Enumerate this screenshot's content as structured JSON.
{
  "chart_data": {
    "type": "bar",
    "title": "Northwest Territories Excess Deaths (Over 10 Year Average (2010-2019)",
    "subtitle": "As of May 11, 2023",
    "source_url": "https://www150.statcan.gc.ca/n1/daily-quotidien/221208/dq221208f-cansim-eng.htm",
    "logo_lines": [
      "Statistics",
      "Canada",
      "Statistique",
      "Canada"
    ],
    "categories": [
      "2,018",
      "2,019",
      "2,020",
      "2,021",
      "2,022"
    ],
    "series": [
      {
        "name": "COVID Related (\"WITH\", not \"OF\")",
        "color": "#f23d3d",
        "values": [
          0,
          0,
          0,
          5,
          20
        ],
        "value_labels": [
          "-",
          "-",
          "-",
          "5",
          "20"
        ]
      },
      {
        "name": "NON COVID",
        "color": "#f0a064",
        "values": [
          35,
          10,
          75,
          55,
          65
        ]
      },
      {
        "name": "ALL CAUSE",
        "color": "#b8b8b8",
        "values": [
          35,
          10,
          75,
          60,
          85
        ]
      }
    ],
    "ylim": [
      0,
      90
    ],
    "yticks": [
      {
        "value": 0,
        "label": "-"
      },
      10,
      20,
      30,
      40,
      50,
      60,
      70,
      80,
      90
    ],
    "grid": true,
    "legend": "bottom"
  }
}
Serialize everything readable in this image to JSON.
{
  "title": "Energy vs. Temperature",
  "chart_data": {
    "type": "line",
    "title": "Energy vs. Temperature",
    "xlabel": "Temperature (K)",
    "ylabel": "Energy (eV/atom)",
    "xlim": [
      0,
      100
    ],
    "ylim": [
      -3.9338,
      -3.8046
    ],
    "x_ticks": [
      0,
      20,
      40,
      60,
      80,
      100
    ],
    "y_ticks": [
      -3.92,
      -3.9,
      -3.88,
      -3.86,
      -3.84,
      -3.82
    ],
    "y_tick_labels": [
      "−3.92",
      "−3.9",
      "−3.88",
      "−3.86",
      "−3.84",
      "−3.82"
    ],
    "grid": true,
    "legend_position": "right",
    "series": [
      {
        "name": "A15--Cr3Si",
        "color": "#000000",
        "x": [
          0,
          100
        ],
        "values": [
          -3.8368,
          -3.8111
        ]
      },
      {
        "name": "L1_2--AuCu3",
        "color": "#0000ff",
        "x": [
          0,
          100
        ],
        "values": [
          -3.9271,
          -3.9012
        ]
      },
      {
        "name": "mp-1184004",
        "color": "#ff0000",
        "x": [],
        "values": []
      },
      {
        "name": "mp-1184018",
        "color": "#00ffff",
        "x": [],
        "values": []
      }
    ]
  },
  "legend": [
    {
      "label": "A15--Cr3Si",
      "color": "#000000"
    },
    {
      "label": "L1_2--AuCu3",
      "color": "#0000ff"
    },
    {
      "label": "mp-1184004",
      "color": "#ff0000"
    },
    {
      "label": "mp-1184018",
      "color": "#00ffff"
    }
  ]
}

══════════

### [Problem requirements]
Retype the entries one by one, exactly.

### [Task answer]
Enumerate this screenshot's content as structured JSON.
{
  "chart_data": {
    "type": "bar",
    "title": "Northwest Territories Excess Deaths (Over 10 Year Average (2010-2019)",
    "subtitle": "As of May 11, 2023",
    "source_url": "https://www150.statcan.gc.ca/n1/daily-quotidien/221208/dq221208f-cansim-eng.htm",
    "logo_lines": [
      "Statistics",
      "Canada",
      "Statistique",
      "Canada"
    ],
    "categories": [
      "2,018",
      "2,019",
      "2,020",
      "2,021",
      "2,022"
    ],
    "series": [
      {
        "name": "COVID Related (\"WITH\", not \"OF\")",
        "color": "#f23d3d",
        "values": [
          0,
          0,
          0,
          5,
          20
        ],
        "value_labels": [
          "-",
          "-",
          "-",
          "5",
          "20"
        ]
      },
      {
        "name": "NON COVID",
        "color": "#f0a064",
        "values": [
          35,
          10,
          75,
          55,
          65
        ]
      },
      {
        "name": "ALL CAUSE",
        "color": "#b8b8b8",
        "values": [
          35,
          10,
          75,
          60,
          85
        ]
      }
    ],
    "ylim": [
      0,
      90
    ],
    "yticks": [
      {
        "value": 0,
        "label": "-"
      },
      10,
      20,
      30,
      40,
      50,
      60,
      70,
      80,
      90
    ],
    "grid": true,
    "legend": "bottom"
  }
}
Serialize everything readable in this image to JSON.
{
  "title": "Energy vs. Temperature",
  "chart_data": {
    "type": "line",
    "title": "Energy vs. Temperature",
    "xlabel": "Temperature (K)",
    "ylabel": "Energy (eV/atom)",
    "xlim": [
      0,
      100
    ],
    "ylim": [
      -3.9338,
      -3.8046
    ],
    "x_ticks": [
      0,
      20,
      40,
      60,
      80,
      100
    ],
    "y_ticks": [
      -3.92,
      -3.9,
      -3.88,
      -3.86,
      -3.84,
      -3.82
    ],
    "y_tick_labels": [
      "−3.92",
      "−3.9",
      "−3.88",
      "−3.86",
      "−3.84",
      "−3.82"
    ],
    "grid": true,
    "legend_position": "right",
    "series": [
      {
        "name": "A15--Cr3Si",
        "color": "#000000",
        "x": [
          0,
          100
        ],
        "values": [
          -3.8368,
          -3.8111
        ]
      },
      {
        "name": "L1_2--AuCu3",
        "color": "#0000ff",
        "x": [
          0,
          100
        ],
        "values": [
          -3.9271,
          -3.9012
        ]
      },
      {
        "name": "mp-1184004",
        "color": "#ff0000",
        "x": [],
        "values": []
      },
      {
        "name": "mp-1184018",
        "color": "#00ffff",
        "x": [],
        "values": []
      }
    ]
  },
  "legend": [
    {
      "label": "A15--Cr3Si",
      "color": "#000000"
    },
    {
      "label": "L1_2--AuCu3",
      "color": "#0000ff"
    },
    {
      "label": "mp-1184004",
      "color": "#ff0000"
    },
    {
      "label": "mp-1184018",
      "color": "#00ffff"
    }
  ]
}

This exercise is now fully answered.